WORK REQUIRED
Update the rows below so that every "candle-body" becomes "candlestick-body", and keep everything else in each row unchanged.

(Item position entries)

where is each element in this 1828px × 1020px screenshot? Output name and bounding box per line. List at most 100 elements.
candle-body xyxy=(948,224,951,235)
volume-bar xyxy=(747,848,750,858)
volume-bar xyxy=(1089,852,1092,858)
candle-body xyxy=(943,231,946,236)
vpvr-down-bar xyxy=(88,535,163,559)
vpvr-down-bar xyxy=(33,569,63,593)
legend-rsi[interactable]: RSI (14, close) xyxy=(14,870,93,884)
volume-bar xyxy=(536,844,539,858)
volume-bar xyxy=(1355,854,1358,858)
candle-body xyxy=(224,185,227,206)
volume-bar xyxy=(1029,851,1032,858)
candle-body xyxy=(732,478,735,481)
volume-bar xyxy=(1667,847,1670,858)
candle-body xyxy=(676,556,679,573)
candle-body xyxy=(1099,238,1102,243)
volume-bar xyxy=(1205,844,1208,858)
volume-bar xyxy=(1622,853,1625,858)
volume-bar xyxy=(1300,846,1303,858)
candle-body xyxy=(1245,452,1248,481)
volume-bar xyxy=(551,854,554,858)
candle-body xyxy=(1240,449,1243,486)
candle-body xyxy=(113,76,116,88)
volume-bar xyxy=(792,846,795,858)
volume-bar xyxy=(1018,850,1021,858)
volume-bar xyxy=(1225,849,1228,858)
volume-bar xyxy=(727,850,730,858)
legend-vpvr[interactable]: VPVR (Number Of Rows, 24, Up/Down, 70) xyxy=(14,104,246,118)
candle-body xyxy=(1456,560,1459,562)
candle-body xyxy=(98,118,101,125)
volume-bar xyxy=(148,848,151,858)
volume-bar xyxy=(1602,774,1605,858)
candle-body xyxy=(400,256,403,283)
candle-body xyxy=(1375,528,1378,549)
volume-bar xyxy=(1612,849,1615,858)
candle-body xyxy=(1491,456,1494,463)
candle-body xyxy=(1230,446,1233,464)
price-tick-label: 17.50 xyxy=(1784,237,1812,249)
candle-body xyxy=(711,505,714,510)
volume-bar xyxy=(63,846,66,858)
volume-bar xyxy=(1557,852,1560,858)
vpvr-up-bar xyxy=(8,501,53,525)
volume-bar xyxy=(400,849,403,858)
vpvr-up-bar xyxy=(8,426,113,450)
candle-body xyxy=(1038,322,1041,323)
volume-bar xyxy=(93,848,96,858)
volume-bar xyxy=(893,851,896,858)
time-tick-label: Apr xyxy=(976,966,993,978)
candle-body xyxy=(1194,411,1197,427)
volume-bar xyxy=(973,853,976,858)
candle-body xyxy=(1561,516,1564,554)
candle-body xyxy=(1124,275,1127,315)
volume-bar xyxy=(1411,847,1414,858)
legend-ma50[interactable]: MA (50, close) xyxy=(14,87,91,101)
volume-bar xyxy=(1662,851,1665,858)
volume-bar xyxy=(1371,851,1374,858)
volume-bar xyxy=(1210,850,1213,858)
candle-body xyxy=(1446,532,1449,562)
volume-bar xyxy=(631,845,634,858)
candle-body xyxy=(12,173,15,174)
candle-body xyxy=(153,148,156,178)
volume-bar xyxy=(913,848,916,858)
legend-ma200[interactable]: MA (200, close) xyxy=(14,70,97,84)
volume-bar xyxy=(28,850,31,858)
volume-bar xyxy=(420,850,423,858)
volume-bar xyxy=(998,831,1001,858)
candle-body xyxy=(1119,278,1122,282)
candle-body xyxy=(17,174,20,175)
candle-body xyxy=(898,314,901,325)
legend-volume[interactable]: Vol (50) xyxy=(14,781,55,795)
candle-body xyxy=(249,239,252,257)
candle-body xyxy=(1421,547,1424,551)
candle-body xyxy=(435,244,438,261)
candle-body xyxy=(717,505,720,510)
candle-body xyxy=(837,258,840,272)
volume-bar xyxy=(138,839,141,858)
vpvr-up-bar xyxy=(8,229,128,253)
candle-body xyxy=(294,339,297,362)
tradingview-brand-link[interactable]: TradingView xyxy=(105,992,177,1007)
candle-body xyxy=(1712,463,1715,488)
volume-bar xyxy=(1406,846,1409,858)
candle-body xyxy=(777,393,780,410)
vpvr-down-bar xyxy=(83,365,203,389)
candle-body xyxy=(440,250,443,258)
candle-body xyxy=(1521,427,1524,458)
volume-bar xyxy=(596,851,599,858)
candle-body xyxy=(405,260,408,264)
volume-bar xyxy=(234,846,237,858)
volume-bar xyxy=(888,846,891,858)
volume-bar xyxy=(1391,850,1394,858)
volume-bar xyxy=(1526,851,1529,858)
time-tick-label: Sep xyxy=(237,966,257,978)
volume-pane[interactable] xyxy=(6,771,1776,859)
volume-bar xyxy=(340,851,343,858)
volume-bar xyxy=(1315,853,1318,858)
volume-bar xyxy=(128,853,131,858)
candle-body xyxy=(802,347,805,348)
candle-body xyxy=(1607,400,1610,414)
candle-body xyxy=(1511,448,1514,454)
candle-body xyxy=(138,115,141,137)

WRITTEN REPLY
where is each element in this 1828px × 1020px screenshot? Output name and bounding box per line. List at most 100 elements.
candlestick-body xyxy=(948,224,951,235)
volume-bar xyxy=(747,848,750,858)
volume-bar xyxy=(1089,852,1092,858)
candlestick-body xyxy=(943,231,946,236)
vpvr-down-bar xyxy=(88,535,163,559)
vpvr-down-bar xyxy=(33,569,63,593)
legend-rsi[interactable]: RSI (14, close) xyxy=(14,870,93,884)
volume-bar xyxy=(536,844,539,858)
volume-bar xyxy=(1355,854,1358,858)
candlestick-body xyxy=(224,185,227,206)
volume-bar xyxy=(1029,851,1032,858)
candlestick-body xyxy=(732,478,735,481)
volume-bar xyxy=(1667,847,1670,858)
candlestick-body xyxy=(676,556,679,573)
candlestick-body xyxy=(1099,238,1102,243)
volume-bar xyxy=(1205,844,1208,858)
volume-bar xyxy=(1622,853,1625,858)
volume-bar xyxy=(1300,846,1303,858)
candlestick-body xyxy=(1245,452,1248,481)
volume-bar xyxy=(551,854,554,858)
candlestick-body xyxy=(1240,449,1243,486)
candlestick-body xyxy=(113,76,116,88)
volume-bar xyxy=(792,846,795,858)
volume-bar xyxy=(1018,850,1021,858)
volume-bar xyxy=(1225,849,1228,858)
volume-bar xyxy=(727,850,730,858)
legend-vpvr[interactable]: VPVR (Number Of Rows, 24, Up/Down, 70) xyxy=(14,104,246,118)
candlestick-body xyxy=(1456,560,1459,562)
candlestick-body xyxy=(98,118,101,125)
volume-bar xyxy=(148,848,151,858)
volume-bar xyxy=(1602,774,1605,858)
candlestick-body xyxy=(400,256,403,283)
candlestick-body xyxy=(1375,528,1378,549)
volume-bar xyxy=(1612,849,1615,858)
candlestick-body xyxy=(1491,456,1494,463)
candlestick-body xyxy=(1230,446,1233,464)
price-tick-label: 17.50 xyxy=(1784,237,1812,249)
candlestick-body xyxy=(711,505,714,510)
volume-bar xyxy=(63,846,66,858)
volume-bar xyxy=(1557,852,1560,858)
vpvr-up-bar xyxy=(8,501,53,525)
volume-bar xyxy=(400,849,403,858)
vpvr-up-bar xyxy=(8,426,113,450)
candlestick-body xyxy=(1038,322,1041,323)
volume-bar xyxy=(93,848,96,858)
volume-bar xyxy=(893,851,896,858)
time-tick-label: Apr xyxy=(976,966,993,978)
candlestick-body xyxy=(1194,411,1197,427)
volume-bar xyxy=(973,853,976,858)
candlestick-body xyxy=(1561,516,1564,554)
candlestick-body xyxy=(1124,275,1127,315)
volume-bar xyxy=(1411,847,1414,858)
legend-ma50[interactable]: MA (50, close) xyxy=(14,87,91,101)
volume-bar xyxy=(1662,851,1665,858)
volume-bar xyxy=(1371,851,1374,858)
volume-bar xyxy=(1210,850,1213,858)
candlestick-body xyxy=(1446,532,1449,562)
volume-bar xyxy=(631,845,634,858)
candlestick-body xyxy=(12,173,15,174)
candlestick-body xyxy=(153,148,156,178)
volume-bar xyxy=(913,848,916,858)
legend-ma200[interactable]: MA (200, close) xyxy=(14,70,97,84)
volume-bar xyxy=(28,850,31,858)
volume-bar xyxy=(420,850,423,858)
volume-bar xyxy=(998,831,1001,858)
candlestick-body xyxy=(1119,278,1122,282)
candlestick-body xyxy=(17,174,20,175)
candlestick-body xyxy=(898,314,901,325)
legend-volume[interactable]: Vol (50) xyxy=(14,781,55,795)
candlestick-body xyxy=(249,239,252,257)
candlestick-body xyxy=(1421,547,1424,551)
candlestick-body xyxy=(435,244,438,261)
candlestick-body xyxy=(717,505,720,510)
candlestick-body xyxy=(837,258,840,272)
volume-bar xyxy=(138,839,141,858)
vpvr-up-bar xyxy=(8,229,128,253)
candlestick-body xyxy=(294,339,297,362)
tradingview-brand-link[interactable]: TradingView xyxy=(105,992,177,1007)
candlestick-body xyxy=(1712,463,1715,488)
volume-bar xyxy=(1406,846,1409,858)
candlestick-body xyxy=(777,393,780,410)
vpvr-down-bar xyxy=(83,365,203,389)
candlestick-body xyxy=(440,250,443,258)
candlestick-body xyxy=(1521,427,1524,458)
volume-bar xyxy=(596,851,599,858)
candlestick-body xyxy=(405,260,408,264)
volume-bar xyxy=(234,846,237,858)
volume-bar xyxy=(888,846,891,858)
volume-bar xyxy=(1391,850,1394,858)
volume-bar xyxy=(1526,851,1529,858)
time-tick-label: Sep xyxy=(237,966,257,978)
volume-pane[interactable] xyxy=(6,771,1776,859)
volume-bar xyxy=(340,851,343,858)
volume-bar xyxy=(1315,853,1318,858)
volume-bar xyxy=(128,853,131,858)
candlestick-body xyxy=(802,347,805,348)
candlestick-body xyxy=(1607,400,1610,414)
candlestick-body xyxy=(1511,448,1514,454)
candlestick-body xyxy=(138,115,141,137)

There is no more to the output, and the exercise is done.